— begin —
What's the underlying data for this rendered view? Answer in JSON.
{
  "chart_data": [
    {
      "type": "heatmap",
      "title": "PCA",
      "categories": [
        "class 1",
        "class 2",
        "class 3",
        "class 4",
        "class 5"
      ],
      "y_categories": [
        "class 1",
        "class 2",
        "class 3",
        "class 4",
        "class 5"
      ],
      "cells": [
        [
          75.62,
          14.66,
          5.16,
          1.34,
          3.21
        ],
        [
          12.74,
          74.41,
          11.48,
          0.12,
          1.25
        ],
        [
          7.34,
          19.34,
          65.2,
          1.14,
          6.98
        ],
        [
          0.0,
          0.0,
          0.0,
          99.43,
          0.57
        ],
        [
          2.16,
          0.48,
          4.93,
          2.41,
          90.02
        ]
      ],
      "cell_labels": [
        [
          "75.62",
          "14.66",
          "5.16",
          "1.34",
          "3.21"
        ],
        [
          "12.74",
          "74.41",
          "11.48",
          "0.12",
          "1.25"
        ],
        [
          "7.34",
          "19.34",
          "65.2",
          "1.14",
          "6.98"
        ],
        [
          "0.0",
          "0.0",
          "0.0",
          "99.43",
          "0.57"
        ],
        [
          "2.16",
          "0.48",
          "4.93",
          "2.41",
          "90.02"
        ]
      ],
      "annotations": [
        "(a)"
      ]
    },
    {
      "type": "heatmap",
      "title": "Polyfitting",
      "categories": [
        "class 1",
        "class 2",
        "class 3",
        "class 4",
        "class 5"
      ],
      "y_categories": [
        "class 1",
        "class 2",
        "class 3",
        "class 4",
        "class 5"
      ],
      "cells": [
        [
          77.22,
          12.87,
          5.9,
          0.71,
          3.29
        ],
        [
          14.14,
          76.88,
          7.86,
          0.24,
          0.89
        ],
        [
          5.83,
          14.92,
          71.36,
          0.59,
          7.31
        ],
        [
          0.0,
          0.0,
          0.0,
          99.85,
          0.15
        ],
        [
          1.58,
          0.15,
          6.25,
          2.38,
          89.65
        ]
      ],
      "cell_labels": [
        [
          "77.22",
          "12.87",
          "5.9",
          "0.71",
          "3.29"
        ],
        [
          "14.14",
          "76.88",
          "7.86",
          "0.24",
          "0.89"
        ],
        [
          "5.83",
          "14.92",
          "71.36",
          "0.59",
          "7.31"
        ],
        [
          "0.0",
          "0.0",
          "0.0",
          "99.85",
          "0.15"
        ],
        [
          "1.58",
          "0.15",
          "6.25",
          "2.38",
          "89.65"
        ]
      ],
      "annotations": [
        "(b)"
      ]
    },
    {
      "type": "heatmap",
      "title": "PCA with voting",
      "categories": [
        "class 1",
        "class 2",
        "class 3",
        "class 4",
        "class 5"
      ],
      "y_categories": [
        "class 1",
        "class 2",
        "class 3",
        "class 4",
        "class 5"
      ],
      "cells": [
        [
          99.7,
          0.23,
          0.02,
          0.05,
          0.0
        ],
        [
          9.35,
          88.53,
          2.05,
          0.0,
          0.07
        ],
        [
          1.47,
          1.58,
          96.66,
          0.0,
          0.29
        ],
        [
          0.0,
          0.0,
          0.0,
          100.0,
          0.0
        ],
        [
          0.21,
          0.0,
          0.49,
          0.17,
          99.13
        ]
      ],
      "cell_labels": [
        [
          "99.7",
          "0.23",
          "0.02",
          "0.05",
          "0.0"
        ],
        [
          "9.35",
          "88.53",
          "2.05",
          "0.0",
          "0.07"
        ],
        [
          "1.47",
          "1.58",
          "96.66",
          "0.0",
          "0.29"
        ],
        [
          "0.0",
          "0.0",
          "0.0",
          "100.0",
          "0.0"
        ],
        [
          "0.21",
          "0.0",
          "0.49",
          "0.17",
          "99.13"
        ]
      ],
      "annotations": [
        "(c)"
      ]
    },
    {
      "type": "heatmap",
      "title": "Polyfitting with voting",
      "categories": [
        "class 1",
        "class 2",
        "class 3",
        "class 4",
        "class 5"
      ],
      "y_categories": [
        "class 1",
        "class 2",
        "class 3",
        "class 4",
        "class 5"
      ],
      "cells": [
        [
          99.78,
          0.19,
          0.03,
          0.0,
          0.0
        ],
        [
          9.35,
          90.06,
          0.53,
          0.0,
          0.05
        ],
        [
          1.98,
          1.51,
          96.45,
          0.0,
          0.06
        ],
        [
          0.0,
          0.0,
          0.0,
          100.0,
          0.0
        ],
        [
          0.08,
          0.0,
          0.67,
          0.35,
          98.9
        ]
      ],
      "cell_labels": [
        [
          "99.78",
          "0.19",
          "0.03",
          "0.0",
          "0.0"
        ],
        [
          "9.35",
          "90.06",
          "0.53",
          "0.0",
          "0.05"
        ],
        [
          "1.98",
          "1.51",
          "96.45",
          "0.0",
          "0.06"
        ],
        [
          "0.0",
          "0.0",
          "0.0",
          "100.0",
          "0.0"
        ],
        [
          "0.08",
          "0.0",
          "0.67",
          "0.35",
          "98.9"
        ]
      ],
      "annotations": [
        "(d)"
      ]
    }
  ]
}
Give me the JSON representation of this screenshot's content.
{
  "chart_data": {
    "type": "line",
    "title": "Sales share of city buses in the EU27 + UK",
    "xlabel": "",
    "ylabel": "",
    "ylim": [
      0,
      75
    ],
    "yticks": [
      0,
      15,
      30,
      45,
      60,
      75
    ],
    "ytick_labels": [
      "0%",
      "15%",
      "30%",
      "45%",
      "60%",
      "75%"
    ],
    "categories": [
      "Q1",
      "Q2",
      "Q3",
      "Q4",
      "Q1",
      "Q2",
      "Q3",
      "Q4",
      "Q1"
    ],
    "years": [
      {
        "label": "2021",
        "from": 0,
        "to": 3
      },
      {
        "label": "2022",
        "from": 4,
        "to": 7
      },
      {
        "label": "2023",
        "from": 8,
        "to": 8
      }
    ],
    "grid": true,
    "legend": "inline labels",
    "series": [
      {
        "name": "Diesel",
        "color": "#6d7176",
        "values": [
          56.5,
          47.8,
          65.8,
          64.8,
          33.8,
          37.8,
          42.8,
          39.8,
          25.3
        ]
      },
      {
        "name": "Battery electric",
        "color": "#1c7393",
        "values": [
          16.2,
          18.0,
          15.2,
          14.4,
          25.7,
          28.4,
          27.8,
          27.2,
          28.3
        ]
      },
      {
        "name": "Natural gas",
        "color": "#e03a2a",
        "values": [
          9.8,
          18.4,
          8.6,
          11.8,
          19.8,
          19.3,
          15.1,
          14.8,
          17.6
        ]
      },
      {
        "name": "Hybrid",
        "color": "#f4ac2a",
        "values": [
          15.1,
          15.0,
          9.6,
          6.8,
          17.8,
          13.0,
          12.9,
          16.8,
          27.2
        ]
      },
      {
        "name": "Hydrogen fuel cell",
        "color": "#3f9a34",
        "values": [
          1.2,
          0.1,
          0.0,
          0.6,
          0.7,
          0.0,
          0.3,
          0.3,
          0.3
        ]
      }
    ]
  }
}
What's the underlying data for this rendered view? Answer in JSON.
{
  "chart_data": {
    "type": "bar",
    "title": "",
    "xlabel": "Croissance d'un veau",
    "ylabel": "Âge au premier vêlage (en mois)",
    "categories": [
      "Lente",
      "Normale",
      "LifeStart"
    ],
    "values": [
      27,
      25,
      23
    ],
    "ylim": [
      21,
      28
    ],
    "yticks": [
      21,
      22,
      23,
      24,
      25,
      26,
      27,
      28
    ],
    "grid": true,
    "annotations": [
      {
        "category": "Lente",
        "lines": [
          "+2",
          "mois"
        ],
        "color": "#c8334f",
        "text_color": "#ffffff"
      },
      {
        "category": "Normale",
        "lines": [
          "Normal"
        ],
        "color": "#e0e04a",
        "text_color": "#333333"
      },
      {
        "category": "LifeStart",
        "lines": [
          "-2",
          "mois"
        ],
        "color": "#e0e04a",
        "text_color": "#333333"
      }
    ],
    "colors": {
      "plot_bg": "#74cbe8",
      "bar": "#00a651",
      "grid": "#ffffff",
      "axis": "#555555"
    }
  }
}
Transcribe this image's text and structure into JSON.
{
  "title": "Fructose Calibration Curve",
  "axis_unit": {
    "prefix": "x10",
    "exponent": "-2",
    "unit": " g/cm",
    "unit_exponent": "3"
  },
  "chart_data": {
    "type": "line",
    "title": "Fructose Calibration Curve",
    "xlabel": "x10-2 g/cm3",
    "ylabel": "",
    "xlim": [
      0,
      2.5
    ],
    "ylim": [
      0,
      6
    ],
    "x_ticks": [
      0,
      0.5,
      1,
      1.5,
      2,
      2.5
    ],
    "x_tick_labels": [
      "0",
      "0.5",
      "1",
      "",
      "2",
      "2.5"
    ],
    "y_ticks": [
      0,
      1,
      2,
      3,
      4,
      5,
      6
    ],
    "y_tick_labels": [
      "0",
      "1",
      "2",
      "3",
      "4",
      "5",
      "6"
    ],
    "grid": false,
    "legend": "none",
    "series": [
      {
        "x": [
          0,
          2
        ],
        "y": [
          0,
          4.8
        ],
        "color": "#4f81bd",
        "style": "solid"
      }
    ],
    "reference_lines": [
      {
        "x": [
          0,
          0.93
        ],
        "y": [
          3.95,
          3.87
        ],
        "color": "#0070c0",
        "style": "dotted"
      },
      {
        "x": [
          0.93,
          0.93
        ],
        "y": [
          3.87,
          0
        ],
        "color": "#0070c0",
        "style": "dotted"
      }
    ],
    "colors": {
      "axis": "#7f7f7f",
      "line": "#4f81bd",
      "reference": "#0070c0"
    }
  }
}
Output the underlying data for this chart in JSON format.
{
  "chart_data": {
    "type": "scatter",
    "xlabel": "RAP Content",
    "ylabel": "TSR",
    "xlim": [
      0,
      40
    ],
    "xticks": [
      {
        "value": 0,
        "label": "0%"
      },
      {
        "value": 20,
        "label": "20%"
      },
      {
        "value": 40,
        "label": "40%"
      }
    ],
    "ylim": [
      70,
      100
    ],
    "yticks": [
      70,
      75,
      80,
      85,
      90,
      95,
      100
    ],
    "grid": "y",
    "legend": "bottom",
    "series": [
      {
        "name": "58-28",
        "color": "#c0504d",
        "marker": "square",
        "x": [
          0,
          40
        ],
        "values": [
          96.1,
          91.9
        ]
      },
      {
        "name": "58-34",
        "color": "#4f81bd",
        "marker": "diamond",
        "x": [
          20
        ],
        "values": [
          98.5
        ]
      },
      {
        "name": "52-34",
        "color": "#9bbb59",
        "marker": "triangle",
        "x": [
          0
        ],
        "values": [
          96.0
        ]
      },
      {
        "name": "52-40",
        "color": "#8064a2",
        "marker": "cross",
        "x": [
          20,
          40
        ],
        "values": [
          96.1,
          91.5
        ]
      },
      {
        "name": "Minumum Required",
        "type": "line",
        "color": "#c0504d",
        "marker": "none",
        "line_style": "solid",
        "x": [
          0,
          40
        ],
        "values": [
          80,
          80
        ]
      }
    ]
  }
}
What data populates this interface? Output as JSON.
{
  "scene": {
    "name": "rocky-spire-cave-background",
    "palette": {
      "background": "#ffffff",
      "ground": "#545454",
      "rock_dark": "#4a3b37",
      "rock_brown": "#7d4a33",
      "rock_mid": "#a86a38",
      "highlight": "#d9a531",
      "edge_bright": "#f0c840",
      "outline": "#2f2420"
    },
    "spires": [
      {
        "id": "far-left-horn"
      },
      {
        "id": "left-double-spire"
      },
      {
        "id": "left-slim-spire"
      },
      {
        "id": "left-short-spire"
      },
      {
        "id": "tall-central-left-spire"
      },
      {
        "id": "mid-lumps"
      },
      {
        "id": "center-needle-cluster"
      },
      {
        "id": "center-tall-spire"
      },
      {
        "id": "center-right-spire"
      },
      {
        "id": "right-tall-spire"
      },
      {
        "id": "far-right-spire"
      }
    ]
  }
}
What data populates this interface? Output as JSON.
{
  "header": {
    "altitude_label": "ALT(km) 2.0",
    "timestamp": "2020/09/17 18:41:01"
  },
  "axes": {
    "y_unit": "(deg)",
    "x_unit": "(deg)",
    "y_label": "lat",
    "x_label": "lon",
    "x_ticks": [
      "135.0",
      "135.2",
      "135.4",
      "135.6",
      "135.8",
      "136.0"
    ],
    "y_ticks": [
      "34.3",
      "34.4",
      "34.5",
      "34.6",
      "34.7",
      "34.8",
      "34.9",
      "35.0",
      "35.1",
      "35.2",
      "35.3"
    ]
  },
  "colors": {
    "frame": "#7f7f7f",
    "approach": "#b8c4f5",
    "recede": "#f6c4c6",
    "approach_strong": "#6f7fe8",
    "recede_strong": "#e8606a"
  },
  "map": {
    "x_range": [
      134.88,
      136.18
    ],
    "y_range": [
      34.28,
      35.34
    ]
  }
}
— end —
■ Required task ■
Only lines holding the string "xlabel" are wanted; gather each one from the entries above.

■ Exercise response ■
    "xlabel": "",
    "xlabel": "Croissance d'un veau",
    "xlabel": "x10-2 g/cm3",
    "xlabel": "RAP Content",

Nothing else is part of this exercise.